◆ **WRITTEN INSTRUCTION**
Go over the entries below line by line, copying each one that contains the word "value".

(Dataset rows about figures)
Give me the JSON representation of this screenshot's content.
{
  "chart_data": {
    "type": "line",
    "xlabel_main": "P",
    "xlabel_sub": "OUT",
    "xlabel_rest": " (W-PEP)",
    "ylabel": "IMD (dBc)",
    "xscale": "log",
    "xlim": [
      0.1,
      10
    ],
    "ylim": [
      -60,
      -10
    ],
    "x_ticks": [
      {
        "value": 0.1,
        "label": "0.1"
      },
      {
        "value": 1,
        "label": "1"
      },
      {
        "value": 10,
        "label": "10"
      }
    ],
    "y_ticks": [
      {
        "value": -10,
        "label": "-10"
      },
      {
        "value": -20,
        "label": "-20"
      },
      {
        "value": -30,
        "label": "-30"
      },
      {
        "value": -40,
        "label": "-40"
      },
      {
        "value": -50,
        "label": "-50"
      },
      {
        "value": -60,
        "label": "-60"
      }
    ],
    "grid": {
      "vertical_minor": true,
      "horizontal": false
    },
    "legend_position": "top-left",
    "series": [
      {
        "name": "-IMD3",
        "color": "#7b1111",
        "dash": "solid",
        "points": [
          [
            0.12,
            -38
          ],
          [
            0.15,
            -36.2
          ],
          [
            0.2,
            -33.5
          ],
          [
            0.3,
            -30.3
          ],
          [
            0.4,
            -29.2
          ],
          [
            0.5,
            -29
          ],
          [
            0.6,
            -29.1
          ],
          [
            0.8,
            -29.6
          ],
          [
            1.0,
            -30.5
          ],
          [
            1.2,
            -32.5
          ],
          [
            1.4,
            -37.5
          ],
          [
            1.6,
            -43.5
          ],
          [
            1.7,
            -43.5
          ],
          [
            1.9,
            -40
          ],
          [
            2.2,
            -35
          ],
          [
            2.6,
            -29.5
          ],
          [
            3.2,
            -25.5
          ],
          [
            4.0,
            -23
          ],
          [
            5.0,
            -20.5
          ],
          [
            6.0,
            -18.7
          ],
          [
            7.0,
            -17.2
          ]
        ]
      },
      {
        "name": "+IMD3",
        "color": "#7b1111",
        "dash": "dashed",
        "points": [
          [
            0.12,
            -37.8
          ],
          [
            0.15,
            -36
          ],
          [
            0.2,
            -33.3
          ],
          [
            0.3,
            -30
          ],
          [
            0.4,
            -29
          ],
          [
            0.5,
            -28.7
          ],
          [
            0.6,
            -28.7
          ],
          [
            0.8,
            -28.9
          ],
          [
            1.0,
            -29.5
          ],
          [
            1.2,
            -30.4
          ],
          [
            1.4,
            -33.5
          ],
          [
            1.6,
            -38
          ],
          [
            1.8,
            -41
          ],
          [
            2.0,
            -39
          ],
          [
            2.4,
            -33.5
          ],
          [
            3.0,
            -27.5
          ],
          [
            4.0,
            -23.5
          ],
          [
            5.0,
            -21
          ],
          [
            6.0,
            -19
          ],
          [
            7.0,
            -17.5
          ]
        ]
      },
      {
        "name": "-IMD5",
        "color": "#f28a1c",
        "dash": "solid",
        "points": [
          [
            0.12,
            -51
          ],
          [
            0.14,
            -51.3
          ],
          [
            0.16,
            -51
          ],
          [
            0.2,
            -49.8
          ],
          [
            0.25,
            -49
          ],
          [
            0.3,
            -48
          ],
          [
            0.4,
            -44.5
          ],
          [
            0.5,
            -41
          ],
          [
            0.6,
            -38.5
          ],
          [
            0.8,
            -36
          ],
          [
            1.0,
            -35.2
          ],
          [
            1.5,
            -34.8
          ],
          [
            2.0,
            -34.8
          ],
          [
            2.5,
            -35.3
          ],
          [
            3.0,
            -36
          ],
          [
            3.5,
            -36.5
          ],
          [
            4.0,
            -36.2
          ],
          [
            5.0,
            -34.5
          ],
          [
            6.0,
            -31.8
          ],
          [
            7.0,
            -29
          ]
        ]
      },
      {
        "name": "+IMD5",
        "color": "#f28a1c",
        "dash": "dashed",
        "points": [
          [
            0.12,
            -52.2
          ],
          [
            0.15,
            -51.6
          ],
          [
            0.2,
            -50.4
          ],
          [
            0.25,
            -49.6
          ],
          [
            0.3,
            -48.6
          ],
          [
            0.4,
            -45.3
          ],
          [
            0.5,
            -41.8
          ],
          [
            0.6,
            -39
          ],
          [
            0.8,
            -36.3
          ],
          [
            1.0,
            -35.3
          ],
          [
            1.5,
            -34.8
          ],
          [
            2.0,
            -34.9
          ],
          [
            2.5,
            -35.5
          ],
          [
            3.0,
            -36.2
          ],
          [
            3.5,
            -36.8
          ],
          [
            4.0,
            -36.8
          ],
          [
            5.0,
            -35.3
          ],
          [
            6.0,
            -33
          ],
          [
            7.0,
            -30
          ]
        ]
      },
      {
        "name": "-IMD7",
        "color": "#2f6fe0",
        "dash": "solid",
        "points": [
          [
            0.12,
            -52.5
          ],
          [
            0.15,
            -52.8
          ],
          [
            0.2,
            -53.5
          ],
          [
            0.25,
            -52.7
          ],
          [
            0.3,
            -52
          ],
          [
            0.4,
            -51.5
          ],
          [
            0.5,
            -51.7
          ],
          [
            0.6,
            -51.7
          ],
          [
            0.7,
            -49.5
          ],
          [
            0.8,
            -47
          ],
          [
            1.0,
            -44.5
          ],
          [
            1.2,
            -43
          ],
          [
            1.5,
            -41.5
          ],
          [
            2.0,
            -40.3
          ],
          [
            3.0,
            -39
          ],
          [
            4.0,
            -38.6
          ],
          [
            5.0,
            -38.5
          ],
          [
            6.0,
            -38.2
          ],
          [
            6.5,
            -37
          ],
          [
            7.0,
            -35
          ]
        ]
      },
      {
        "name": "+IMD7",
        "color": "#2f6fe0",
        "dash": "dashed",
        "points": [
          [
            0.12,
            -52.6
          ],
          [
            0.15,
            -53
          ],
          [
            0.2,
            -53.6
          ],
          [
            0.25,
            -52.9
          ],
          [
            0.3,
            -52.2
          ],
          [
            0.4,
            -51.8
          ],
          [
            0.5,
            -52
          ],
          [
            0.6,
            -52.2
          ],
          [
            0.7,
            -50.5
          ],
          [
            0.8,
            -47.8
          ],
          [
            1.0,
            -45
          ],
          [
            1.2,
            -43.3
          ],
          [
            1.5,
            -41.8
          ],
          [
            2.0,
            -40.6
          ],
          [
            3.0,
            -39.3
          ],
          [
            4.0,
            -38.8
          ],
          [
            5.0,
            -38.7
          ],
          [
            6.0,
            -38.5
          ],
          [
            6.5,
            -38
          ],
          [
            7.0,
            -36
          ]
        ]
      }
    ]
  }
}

◆ **RESULT BELOW**
        "value": 0.1,
        "value": 1,
        "value": 10,
        "value": -10,
        "value": -20,
        "value": -30,
        "value": -40,
        "value": -50,
        "value": -60,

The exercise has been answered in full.